SET PROBLEM -
Filter these entries so that only lines with the word "watermark" remain.

------------------------------------

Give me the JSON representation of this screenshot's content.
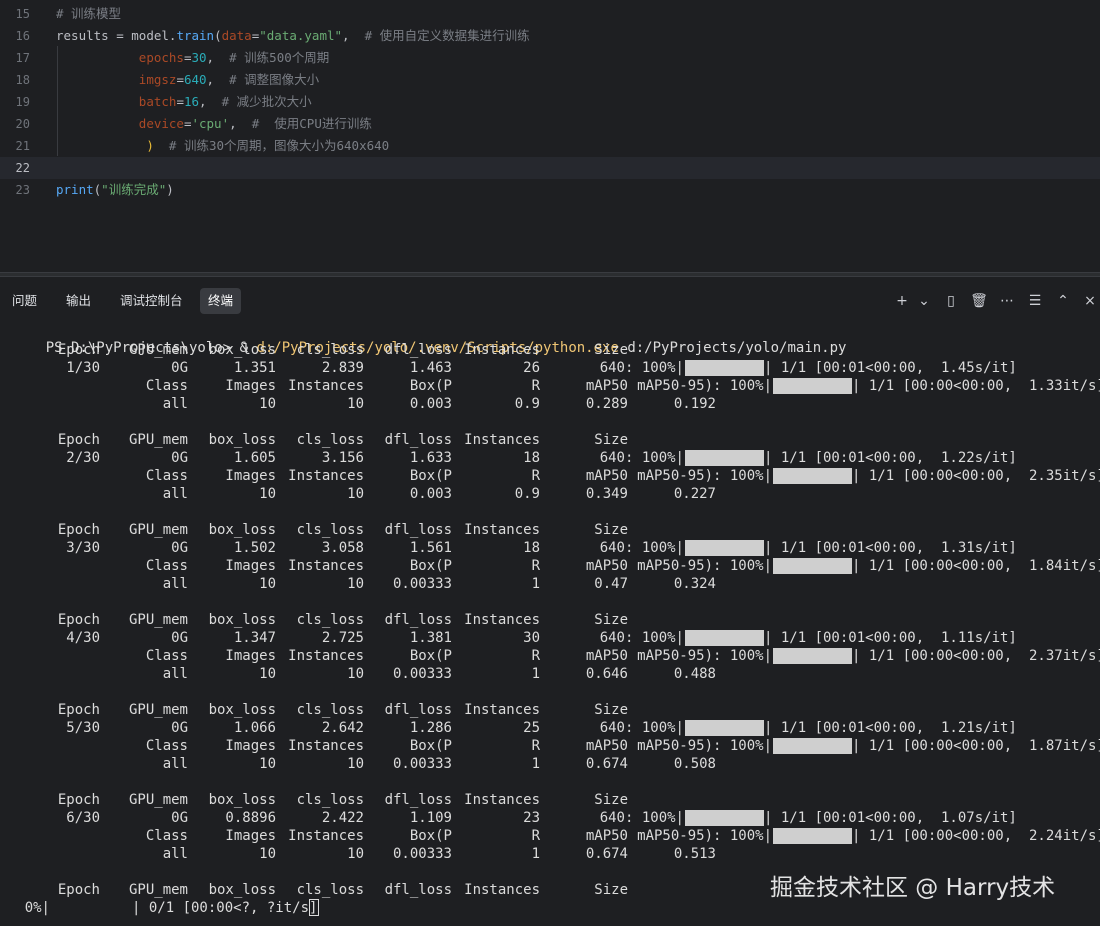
{
  "editor": {
    "lines": [
      {
        "n": "15",
        "parts": [
          {
            "t": "# 训练模型",
            "c": "cm"
          }
        ]
      },
      {
        "n": "16",
        "parts": [
          {
            "t": "results",
            "c": "plain"
          },
          {
            "t": " = ",
            "c": "plain"
          },
          {
            "t": "model",
            "c": "plain"
          },
          {
            "t": ".",
            "c": "plain"
          },
          {
            "t": "train",
            "c": "fn"
          },
          {
            "t": "(",
            "c": "plain"
          },
          {
            "t": "data",
            "c": "kw-arg"
          },
          {
            "t": "=",
            "c": "plain"
          },
          {
            "t": "\"data.yaml\"",
            "c": "str"
          },
          {
            "t": ",  ",
            "c": "plain"
          },
          {
            "t": "# 使用自定义数据集进行训练",
            "c": "cm"
          }
        ]
      },
      {
        "n": "17",
        "parts": [
          {
            "t": "           ",
            "c": "plain"
          },
          {
            "t": "epochs",
            "c": "kw-arg"
          },
          {
            "t": "=",
            "c": "plain"
          },
          {
            "t": "30",
            "c": "num"
          },
          {
            "t": ",  ",
            "c": "plain"
          },
          {
            "t": "# 训练500个周期",
            "c": "cm"
          }
        ]
      },
      {
        "n": "18",
        "parts": [
          {
            "t": "           ",
            "c": "plain"
          },
          {
            "t": "imgsz",
            "c": "kw-arg"
          },
          {
            "t": "=",
            "c": "plain"
          },
          {
            "t": "640",
            "c": "num"
          },
          {
            "t": ",  ",
            "c": "plain"
          },
          {
            "t": "# 调整图像大小",
            "c": "cm"
          }
        ]
      },
      {
        "n": "19",
        "parts": [
          {
            "t": "           ",
            "c": "plain"
          },
          {
            "t": "batch",
            "c": "kw-arg"
          },
          {
            "t": "=",
            "c": "plain"
          },
          {
            "t": "16",
            "c": "num"
          },
          {
            "t": ",  ",
            "c": "plain"
          },
          {
            "t": "# 减少批次大小",
            "c": "cm"
          }
        ]
      },
      {
        "n": "20",
        "parts": [
          {
            "t": "           ",
            "c": "plain"
          },
          {
            "t": "device",
            "c": "kw-arg"
          },
          {
            "t": "=",
            "c": "plain"
          },
          {
            "t": "'cpu'",
            "c": "str"
          },
          {
            "t": ",  ",
            "c": "plain"
          },
          {
            "t": "#  使用CPU进行训练",
            "c": "cm"
          }
        ]
      },
      {
        "n": "21",
        "parts": [
          {
            "t": "            ",
            "c": "plain"
          },
          {
            "t": ")",
            "c": "bracket"
          },
          {
            "t": "  ",
            "c": "plain"
          },
          {
            "t": "# 训练30个周期，图像大小为640x640",
            "c": "cm"
          }
        ]
      },
      {
        "n": "22",
        "parts": [],
        "current": true
      },
      {
        "n": "23",
        "parts": [
          {
            "t": "print",
            "c": "fn"
          },
          {
            "t": "(",
            "c": "plain"
          },
          {
            "t": "\"训练完成\"",
            "c": "str"
          },
          {
            "t": ")",
            "c": "plain"
          }
        ]
      }
    ]
  },
  "panel": {
    "tabs": [
      "问题",
      "输出",
      "调试控制台",
      "终端"
    ],
    "active_tab": "终端",
    "actions": [
      {
        "name": "add-terminal-icon",
        "glyph": "+"
      },
      {
        "name": "chevron-down-icon",
        "glyph": "⌄"
      },
      {
        "name": "split-terminal-icon",
        "glyph": "▯"
      },
      {
        "name": "trash-icon",
        "glyph": "🗑"
      },
      {
        "name": "more-icon",
        "glyph": "⋯"
      },
      {
        "name": "settings-sliders-icon",
        "glyph": "☰"
      },
      {
        "name": "chevron-up-icon",
        "glyph": "⌃"
      },
      {
        "name": "close-icon",
        "glyph": "×"
      }
    ]
  },
  "terminal": {
    "prompt": "PS D:\\PyProjects\\yolo> ",
    "command_amp": "& ",
    "command_exe": "d:/PyProjects/yolo/.venv/Scripts/python.exe",
    "command_arg": " d:/PyProjects/yolo/main.py",
    "train_header": [
      "Epoch",
      "GPU_mem",
      "box_loss",
      "cls_loss",
      "dfl_loss",
      "Instances",
      "Size"
    ],
    "val_header": [
      "Class",
      "Images",
      "Instances",
      "Box(P",
      "R",
      "mAP50",
      "mAP50-95): 100%|"
    ],
    "epochs": [
      {
        "epoch": "1/30",
        "gpu": "0G",
        "box": "1.351",
        "cls": "2.839",
        "dfl": "1.463",
        "inst": "26",
        "size": "640: 100%|",
        "train_tail": "| 1/1 [00:01<00:00,  1.45s/it]",
        "val_tail": "| 1/1 [00:00<00:00,  1.33it/s]",
        "cls_name": "all",
        "images": "10",
        "vinst": "10",
        "p": "0.003",
        "r": "0.9",
        "map50": "0.289",
        "map": "0.192"
      },
      {
        "epoch": "2/30",
        "gpu": "0G",
        "box": "1.605",
        "cls": "3.156",
        "dfl": "1.633",
        "inst": "18",
        "size": "640: 100%|",
        "train_tail": "| 1/1 [00:01<00:00,  1.22s/it]",
        "val_tail": "| 1/1 [00:00<00:00,  2.35it/s]",
        "cls_name": "all",
        "images": "10",
        "vinst": "10",
        "p": "0.003",
        "r": "0.9",
        "map50": "0.349",
        "map": "0.227"
      },
      {
        "epoch": "3/30",
        "gpu": "0G",
        "box": "1.502",
        "cls": "3.058",
        "dfl": "1.561",
        "inst": "18",
        "size": "640: 100%|",
        "train_tail": "| 1/1 [00:01<00:00,  1.31s/it]",
        "val_tail": "| 1/1 [00:00<00:00,  1.84it/s]",
        "cls_name": "all",
        "images": "10",
        "vinst": "10",
        "p": "0.00333",
        "r": "1",
        "map50": "0.47",
        "map": "0.324"
      },
      {
        "epoch": "4/30",
        "gpu": "0G",
        "box": "1.347",
        "cls": "2.725",
        "dfl": "1.381",
        "inst": "30",
        "size": "640: 100%|",
        "train_tail": "| 1/1 [00:01<00:00,  1.11s/it]",
        "val_tail": "| 1/1 [00:00<00:00,  2.37it/s]",
        "cls_name": "all",
        "images": "10",
        "vinst": "10",
        "p": "0.00333",
        "r": "1",
        "map50": "0.646",
        "map": "0.488"
      },
      {
        "epoch": "5/30",
        "gpu": "0G",
        "box": "1.066",
        "cls": "2.642",
        "dfl": "1.286",
        "inst": "25",
        "size": "640: 100%|",
        "train_tail": "| 1/1 [00:01<00:00,  1.21s/it]",
        "val_tail": "| 1/1 [00:00<00:00,  1.87it/s]",
        "cls_name": "all",
        "images": "10",
        "vinst": "10",
        "p": "0.00333",
        "r": "1",
        "map50": "0.674",
        "map": "0.508"
      },
      {
        "epoch": "6/30",
        "gpu": "0G",
        "box": "0.8896",
        "cls": "2.422",
        "dfl": "1.109",
        "inst": "23",
        "size": "640: 100%|",
        "train_tail": "| 1/1 [00:01<00:00,  1.07s/it]",
        "val_tail": "| 1/1 [00:00<00:00,  2.24it/s]",
        "cls_name": "all",
        "images": "10",
        "vinst": "10",
        "p": "0.00333",
        "r": "1",
        "map50": "0.674",
        "map": "0.513"
      }
    ],
    "progress_pct": "0%|",
    "progress_tail": "| 0/1 [00:00<?, ?it/s]"
  },
  "watermark": "掘金技术社区 @ Harry技术"
}
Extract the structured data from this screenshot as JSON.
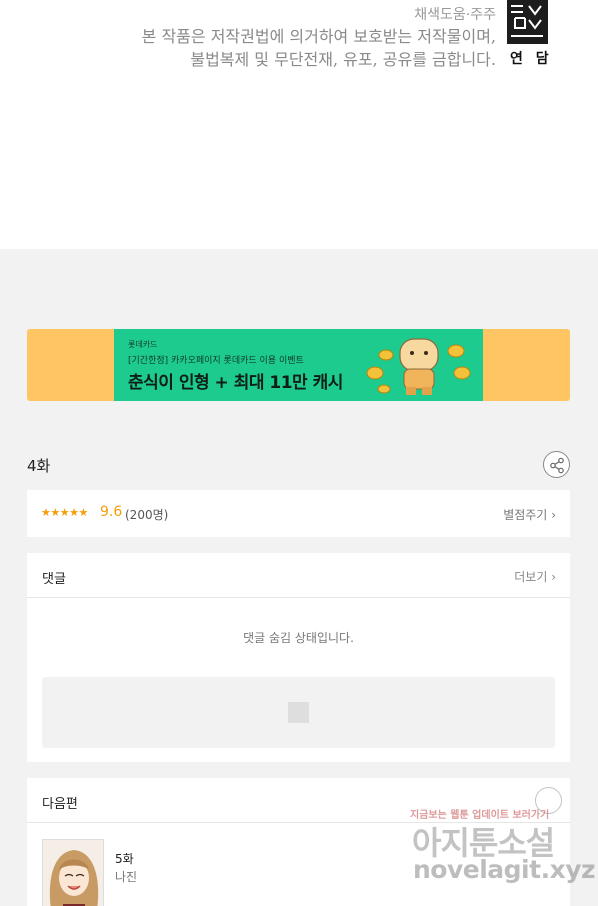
{
  "credits": {
    "line1": "채색도움·주주",
    "line2": "본 작품은 저작권법에 의거하여 보호받는 저작물이며,",
    "line3": "불법복제 및 무단전재, 유포, 공유를 금합니다."
  },
  "logo": {
    "label": "연 담"
  },
  "banner": {
    "brand": "롯데카드",
    "subtitle": "[기간한정] 카카오페이지 롯데카드 이용 이벤트",
    "headline": "춘식이 인형 + 최대 11만 캐시",
    "colors": {
      "outer": "#ffc562",
      "inner": "#1ecb8f"
    }
  },
  "episode": {
    "title": "4화"
  },
  "rating": {
    "stars": "★★★★★",
    "score": "9.6",
    "count": "(200명)",
    "rate_label": "별점주기"
  },
  "comments": {
    "title": "댓글",
    "more_label": "더보기",
    "hidden_message": "댓글 숨김 상태입니다."
  },
  "next_episode": {
    "section_title": "다음편",
    "episode": "5화",
    "author": "나진"
  },
  "watermark": {
    "line1": "지금보는 웹툰 업데이트 보러가기",
    "line2": "아지툰소설",
    "line3": "novelagit.xyz"
  }
}
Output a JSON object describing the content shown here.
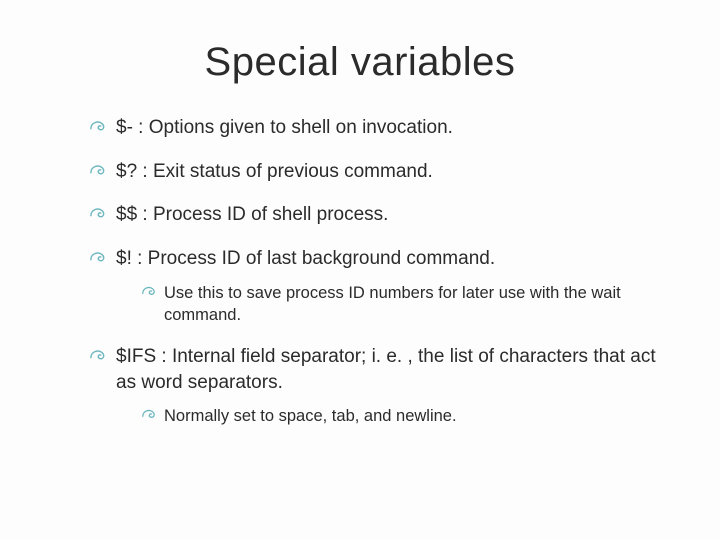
{
  "title": "Special variables",
  "items": [
    {
      "text": "$-  :  Options given to shell on invocation."
    },
    {
      "text": "$?  :  Exit status of previous command."
    },
    {
      "text": "$$  :  Process ID of shell process."
    },
    {
      "text": "$!  : Process ID of last background command.",
      "sub": [
        {
          "text": "Use this to save process ID numbers for later use with the wait command."
        }
      ]
    },
    {
      "text": "$IFS  :  Internal field separator; i. e. , the list of characters that act as word separators.",
      "sub": [
        {
          "text": "Normally set to space, tab, and newline."
        }
      ]
    }
  ]
}
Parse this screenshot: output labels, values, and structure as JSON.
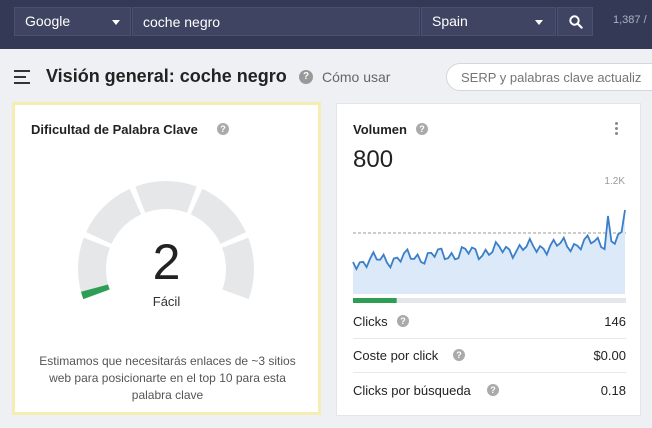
{
  "topbar": {
    "engine": "Google",
    "keyword": "coche negro",
    "country": "Spain",
    "credits": "1,387 /"
  },
  "header": {
    "title": "Visión general: coche negro",
    "howto": "Cómo usar",
    "serp_placeholder": "SERP y palabras clave actualiz"
  },
  "difficulty": {
    "title": "Dificultad de Palabra Clave",
    "score": "2",
    "score_value": 2,
    "label": "Fácil",
    "description": "Estimamos que necesitarás enlaces de ~3 sitios web para posicionarte en el top 10 para esta palabra clave",
    "accent": "#2e9e55"
  },
  "volume": {
    "title": "Volumen",
    "value": "800",
    "max_label": "1.2K",
    "clicks_share": 0.16,
    "series_color": "#3a7fc8",
    "rows": [
      {
        "label": "Clicks",
        "value": "146"
      },
      {
        "label": "Coste por click",
        "value": "$0.00"
      },
      {
        "label": "Clicks por búsqueda",
        "value": "0.18"
      }
    ]
  }
}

------------------------------------

SOLVED EXERCISE -
  "watermark": "掘金技术社区 @ Harry技术"
  "watermark": {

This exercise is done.